Dataset entries:
☆ ☆ ☆ ☆ ☆ ☆ ☆

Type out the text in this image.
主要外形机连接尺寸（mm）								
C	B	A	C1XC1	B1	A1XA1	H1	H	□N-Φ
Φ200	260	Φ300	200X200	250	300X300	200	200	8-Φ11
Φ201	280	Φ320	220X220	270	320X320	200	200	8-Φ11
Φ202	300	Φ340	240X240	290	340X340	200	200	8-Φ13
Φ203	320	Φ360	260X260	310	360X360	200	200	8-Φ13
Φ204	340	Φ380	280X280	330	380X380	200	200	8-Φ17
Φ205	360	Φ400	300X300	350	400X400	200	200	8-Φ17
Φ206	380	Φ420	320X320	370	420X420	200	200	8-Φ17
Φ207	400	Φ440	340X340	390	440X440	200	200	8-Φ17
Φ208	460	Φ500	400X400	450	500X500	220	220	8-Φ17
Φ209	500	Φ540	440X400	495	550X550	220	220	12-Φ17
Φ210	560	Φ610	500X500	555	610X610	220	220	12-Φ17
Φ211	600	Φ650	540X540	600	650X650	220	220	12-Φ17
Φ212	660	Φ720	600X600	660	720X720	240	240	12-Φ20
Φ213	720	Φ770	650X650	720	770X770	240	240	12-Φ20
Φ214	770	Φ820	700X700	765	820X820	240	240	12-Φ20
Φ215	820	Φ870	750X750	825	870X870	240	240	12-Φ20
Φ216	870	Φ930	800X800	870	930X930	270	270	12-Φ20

☆ ☆ ☆ ☆ ☆ ☆ ☆

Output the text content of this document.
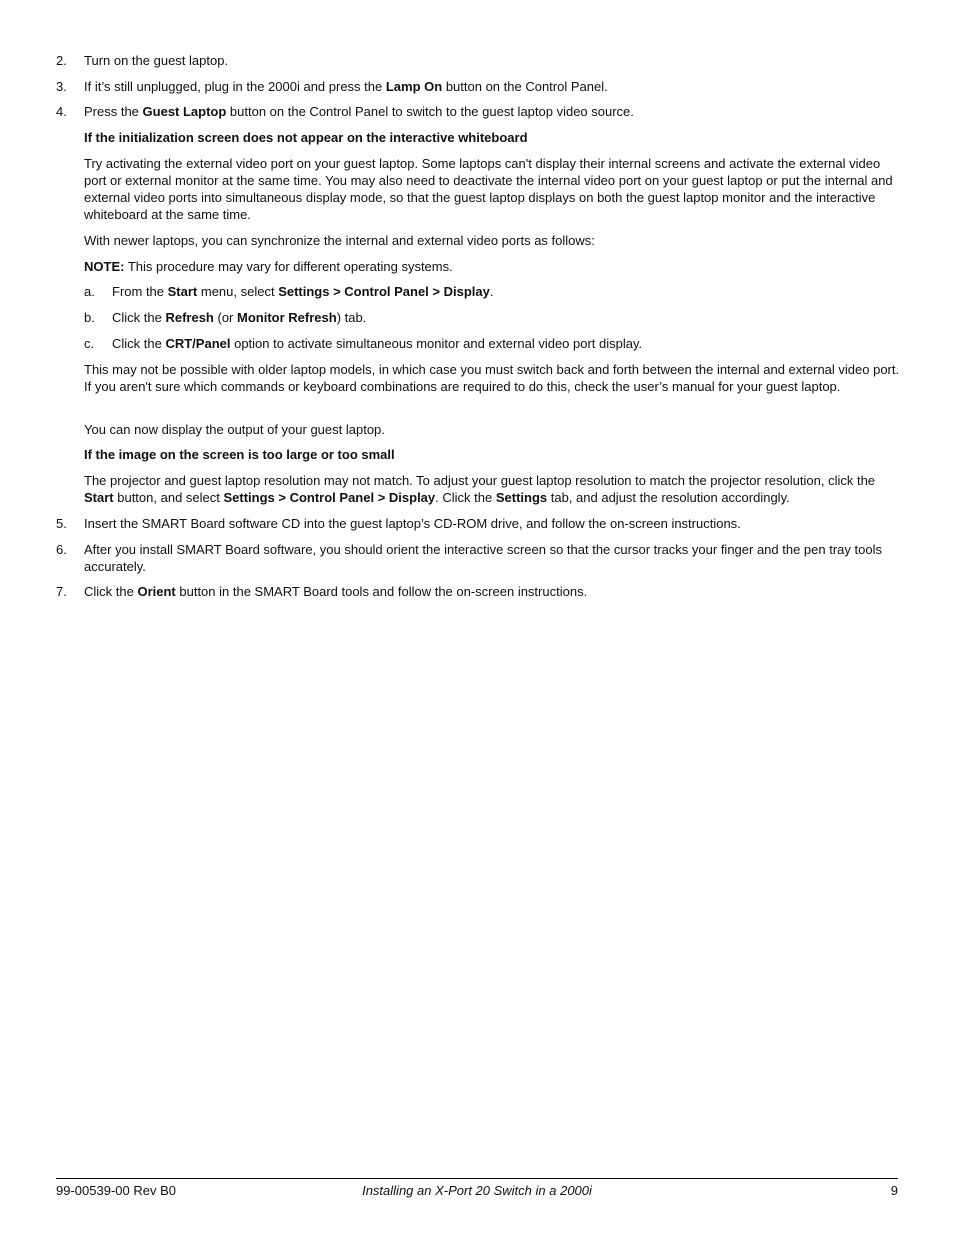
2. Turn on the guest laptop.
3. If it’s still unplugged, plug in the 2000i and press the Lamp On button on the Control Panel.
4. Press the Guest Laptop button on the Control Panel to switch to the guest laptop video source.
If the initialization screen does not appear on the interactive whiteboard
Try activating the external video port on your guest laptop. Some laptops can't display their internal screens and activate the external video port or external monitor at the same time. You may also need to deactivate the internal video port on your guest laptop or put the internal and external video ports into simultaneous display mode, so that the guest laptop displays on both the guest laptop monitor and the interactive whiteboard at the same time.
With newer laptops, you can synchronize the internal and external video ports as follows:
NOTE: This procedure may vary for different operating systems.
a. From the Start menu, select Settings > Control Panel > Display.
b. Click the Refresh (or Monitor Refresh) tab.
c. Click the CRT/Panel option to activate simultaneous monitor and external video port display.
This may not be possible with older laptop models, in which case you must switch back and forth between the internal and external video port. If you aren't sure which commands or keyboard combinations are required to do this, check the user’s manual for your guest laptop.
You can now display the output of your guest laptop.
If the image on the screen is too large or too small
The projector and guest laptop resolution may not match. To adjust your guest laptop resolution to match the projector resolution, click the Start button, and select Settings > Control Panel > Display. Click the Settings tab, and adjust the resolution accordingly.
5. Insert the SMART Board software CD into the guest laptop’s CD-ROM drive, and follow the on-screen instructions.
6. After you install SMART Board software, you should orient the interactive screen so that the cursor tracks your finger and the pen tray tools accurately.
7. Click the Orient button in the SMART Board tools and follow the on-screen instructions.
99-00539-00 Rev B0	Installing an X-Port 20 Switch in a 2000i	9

☆ ☆ ☆ ☆ ☆ ☆ ☆

Task brief:
From the entries above, collect every line with the string "text" in it.

Reply:
Type out the text in this image.
Output the text content of this document.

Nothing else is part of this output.